§ Textauszug:
_____

Berlin |
|
Bundespräsident Johannes
Rau: |
|
|
|
Rede
zu Inge Deutschkron aus Anlass der Veranstaltung
"Grenzdenker"
|
.... Zu lange wurde verdrängt, geleugnet, verharmlost.
Margarete und Alexander Mitscherlich haben vor über dreißig Jahren
über die "Unfähigkeit zu trauern" geschrieben. Sie haben
darauf aufmerksam gemacht, welche Folgen es hat, wenn eine
Gesellschaft sich der eigenen Geschichte nicht stellt, sondern sie
durch Schweigen folgenlos zu machen sucht.
Die Mitscherlichs haben daran erinnert, dass für viele Deutsche das
Ende des Dritten Reiches der Zusammenbruch einer Weltanschauung war,
die ihrem Leben Sinn verliehen hatte. Diese Weltanschauung war
verbrecherisch. Sich der Tatsache zu stellen, daran beteiligt gewesen
zu sein, ist vielen Deutschen schwergefallen. Sie glaubten, ohne
Vergangenheit leben und die Zukunft gewinnen zu können.
Trauer über Schuld, über Verstrickung und Wegschauen schien dem im
Wege zu stehen. Damit wurde die Chance für eine befreiende
Auseinandersetzung mit der Vergangenheit lange Zeit nicht genutzt.
Trauer ist aber nötig, um sich von Vergangenem lösen zu können:
Nicht in dem Sinne, das Vergangene zu vergessen oder zu verdrängen,
sondern mit dem Ziel, das Vergangene als Bestandteil des eigenen
Lebens anzunehmen. Erst dann kann das Vergangene das Leben nicht mehr
beherrschen, weder bewusst noch unbewusst.
Die fehlende und falsche Auseinandersetzung mit unserer Geschichte
war ein wichtiger Auslöser für die Bewegung der "1968-er".
An dieser Bewegung haben sich viele junge Frauen und Männer aus
vielen unterschiedlichen Gründen beteiligt. Sie hatten auch
unterschiedliche Ziele, und sie haben heftig darüber gestritten,
welche Methoden zur Durchsetzung ihrer Ziele erlaubt seien. Manche
sind dabei auf ihre Weise schuldig geworden und in Verstrickungen
geraten. Wir sollten darüber aber eines nicht vergessen: Wir
verdanken dieser Protestbewegung einen entscheidenden Anstoß dafür,
dass wir uns in der Folge als Gesellschaft offener und ehrlicher mit
unserer Vergangenheit auseinandergesetzt haben, als das bis dahin der
Fall war.

_____

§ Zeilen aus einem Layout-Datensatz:
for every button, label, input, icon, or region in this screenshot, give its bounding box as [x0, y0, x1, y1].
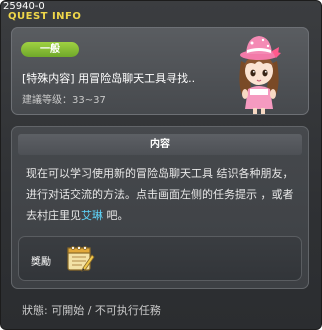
pink-hat-girl-npc-icon: [239, 36, 281, 114]
quest-notepad-icon: [67, 246, 95, 272]
level-range: 33~37: [72, 95, 106, 106]
quest-status: 狀態: 可開始 / 不可执行任務: [22, 304, 161, 317]
description-text-end: 吧。: [103, 209, 129, 222]
content-heading: 内容: [18, 134, 302, 155]
npc-name-link[interactable]: 艾琳: [81, 209, 103, 222]
description-text: 现在可以学习使用新的冒险岛聊天工具 结识各种朋友，进行对话交流的方法。点击画面左…: [26, 167, 294, 222]
reward-box: [18, 236, 302, 281]
quest-name: [特殊内容] 用冒险岛聊天工具寻找..: [22, 72, 196, 85]
window-title: QUEST INFO: [8, 11, 82, 22]
quest-description: 现在可以学习使用新的冒险岛聊天工具 结识各种朋友，进行对话交流的方法。点击画面左…: [26, 163, 298, 226]
reward-label: 獎勵: [31, 257, 51, 268]
level-label: 建議等级：: [22, 95, 72, 106]
quest-type-badge: 一般: [21, 42, 79, 57]
recommended-level: 建議等级：33~37: [22, 91, 106, 106]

_____

§ Zu lösende Aufgaben:
1. Worüber haben Margarete und Alexander Mitscherlich laut der Rede vor über dreißig Jahren geschrieben?
2. Fasse die Rede in zwei Sätzen zusammen.
3. Kopiere aus der Rede den Abschnitt zwischen "Trauer ist aber" und "bewusst noch unbewusst.", beide eingeschlossen, Wort für Wort.
Stütze dich ausschließlich auf die Rede.

§ Lösungen je Aufgabe:
1. Über die "Unfähigkeit zu trauern".

2. Viele Deutsche haben sich ihrer Beteiligung an der verbrecherischen Weltanschauung des Dritten Reiches nicht gestellt, sodass die Chance für eine befreiende Auseinandersetzung mit der Vergangenheit lange ungenutzt blieb, obwohl Trauer nötig ist, um sich von Vergangenem zu lösen. Diese fehlende Auseinandersetzung war ein wichtiger Auslöser für die Bewegung der "1968-er", der die Gesellschaft einen entscheidenden Anstoß für einen offeneren und ehrlicheren Umgang mit ihrer Vergangenheit verdankt.

3.
Trauer ist aber nötig, um sich von Vergangenem lösen zu können:
Nicht in dem Sinne, das Vergangene zu vergessen oder zu verdrängen,
sondern mit dem Ziel, das Vergangene als Bestandteil des eigenen
Lebens anzunehmen. Erst dann kann das Vergangene das Leben nicht mehr
beherrschen, weder bewusst noch unbewusst.